TASK DESCRIPTION:
Look below and pull out each line with the word "engine".

(Data records)
• • • • • • •
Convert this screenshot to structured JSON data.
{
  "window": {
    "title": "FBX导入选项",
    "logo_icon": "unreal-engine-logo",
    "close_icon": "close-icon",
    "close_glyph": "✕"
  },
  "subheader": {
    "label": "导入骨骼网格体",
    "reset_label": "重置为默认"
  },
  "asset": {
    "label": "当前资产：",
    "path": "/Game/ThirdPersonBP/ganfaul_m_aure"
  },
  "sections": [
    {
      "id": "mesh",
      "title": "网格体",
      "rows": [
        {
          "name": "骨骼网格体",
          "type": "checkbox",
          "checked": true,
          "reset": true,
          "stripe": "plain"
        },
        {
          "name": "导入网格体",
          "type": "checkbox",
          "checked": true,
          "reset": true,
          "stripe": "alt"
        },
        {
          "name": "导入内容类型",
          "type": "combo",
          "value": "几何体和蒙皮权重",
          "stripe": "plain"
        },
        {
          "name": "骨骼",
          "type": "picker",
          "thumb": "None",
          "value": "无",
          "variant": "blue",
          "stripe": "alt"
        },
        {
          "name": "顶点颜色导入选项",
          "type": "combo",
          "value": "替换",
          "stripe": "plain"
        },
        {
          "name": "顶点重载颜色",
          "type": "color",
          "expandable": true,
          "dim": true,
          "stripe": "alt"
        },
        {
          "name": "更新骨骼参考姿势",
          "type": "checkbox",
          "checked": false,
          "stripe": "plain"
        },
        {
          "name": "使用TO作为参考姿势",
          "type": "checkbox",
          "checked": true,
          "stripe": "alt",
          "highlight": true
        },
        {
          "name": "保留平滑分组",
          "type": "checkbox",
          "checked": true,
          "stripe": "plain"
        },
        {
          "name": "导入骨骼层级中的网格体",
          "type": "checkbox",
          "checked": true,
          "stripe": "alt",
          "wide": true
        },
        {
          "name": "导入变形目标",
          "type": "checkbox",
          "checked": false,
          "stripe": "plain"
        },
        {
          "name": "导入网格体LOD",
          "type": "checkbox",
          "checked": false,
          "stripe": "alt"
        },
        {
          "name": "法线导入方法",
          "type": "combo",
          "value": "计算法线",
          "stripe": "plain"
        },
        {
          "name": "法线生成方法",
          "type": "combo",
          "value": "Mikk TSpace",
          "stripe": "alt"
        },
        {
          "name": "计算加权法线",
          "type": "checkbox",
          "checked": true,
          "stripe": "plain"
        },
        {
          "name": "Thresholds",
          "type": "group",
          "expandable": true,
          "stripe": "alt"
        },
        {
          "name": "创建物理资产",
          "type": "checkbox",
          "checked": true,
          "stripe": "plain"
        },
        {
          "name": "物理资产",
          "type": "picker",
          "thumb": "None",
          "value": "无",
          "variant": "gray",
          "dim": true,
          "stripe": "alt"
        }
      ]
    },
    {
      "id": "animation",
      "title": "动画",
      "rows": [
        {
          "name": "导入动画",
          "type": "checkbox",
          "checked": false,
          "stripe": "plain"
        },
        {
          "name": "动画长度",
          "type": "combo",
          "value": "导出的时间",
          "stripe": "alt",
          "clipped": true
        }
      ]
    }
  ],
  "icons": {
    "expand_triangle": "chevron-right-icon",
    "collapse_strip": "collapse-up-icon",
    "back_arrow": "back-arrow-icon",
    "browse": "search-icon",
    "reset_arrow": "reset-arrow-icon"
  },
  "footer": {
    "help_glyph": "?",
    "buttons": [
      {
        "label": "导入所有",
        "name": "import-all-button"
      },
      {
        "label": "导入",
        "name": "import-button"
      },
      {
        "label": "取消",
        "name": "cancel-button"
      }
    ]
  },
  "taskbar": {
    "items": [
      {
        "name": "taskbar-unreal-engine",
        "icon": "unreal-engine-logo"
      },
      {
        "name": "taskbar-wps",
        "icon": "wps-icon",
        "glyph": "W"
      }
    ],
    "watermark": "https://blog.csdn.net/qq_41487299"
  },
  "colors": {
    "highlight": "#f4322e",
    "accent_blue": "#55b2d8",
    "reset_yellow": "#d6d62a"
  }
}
• • • • • • •
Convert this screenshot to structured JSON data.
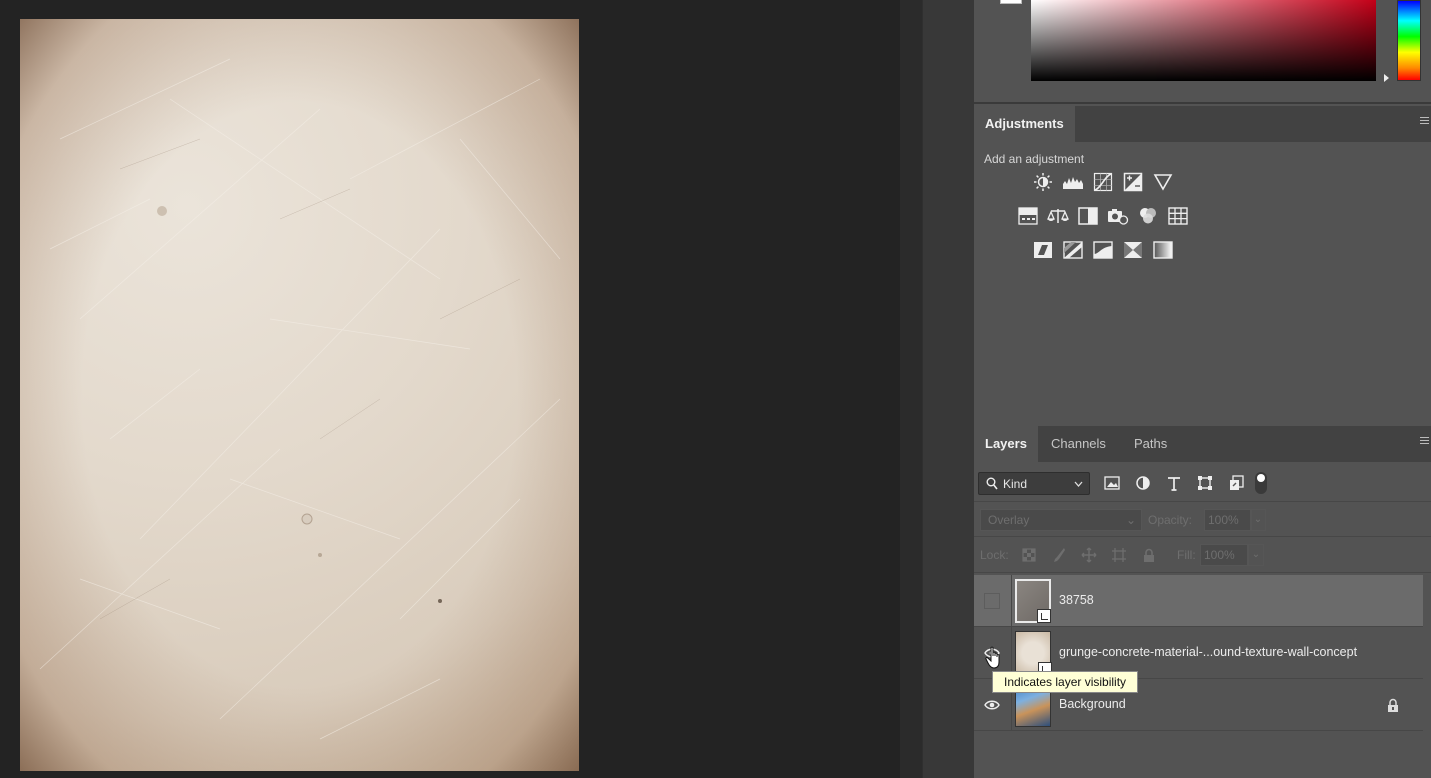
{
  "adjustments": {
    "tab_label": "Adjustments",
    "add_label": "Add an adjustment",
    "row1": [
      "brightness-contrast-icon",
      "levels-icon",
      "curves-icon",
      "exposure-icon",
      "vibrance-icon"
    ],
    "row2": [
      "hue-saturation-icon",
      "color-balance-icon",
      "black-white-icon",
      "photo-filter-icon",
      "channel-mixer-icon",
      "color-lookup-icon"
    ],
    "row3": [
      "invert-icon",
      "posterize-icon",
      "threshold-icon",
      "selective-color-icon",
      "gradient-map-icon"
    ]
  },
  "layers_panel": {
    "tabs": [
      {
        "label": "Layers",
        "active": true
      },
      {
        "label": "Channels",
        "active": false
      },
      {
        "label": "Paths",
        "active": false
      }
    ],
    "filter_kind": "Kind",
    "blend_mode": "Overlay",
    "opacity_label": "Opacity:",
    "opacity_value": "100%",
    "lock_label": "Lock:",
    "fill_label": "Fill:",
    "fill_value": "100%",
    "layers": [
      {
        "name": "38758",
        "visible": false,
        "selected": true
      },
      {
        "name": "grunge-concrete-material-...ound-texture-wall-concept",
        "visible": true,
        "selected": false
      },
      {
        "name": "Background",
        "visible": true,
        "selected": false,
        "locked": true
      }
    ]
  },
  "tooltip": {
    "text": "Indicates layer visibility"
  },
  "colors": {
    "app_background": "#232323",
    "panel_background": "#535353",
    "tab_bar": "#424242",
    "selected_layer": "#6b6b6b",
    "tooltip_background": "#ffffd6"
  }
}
• • • • • • •
RESPONSE TO THE TASK:
    "logo_icon": "unreal-engine-logo",
        "name": "taskbar-unreal-engine",
        "icon": "unreal-engine-logo"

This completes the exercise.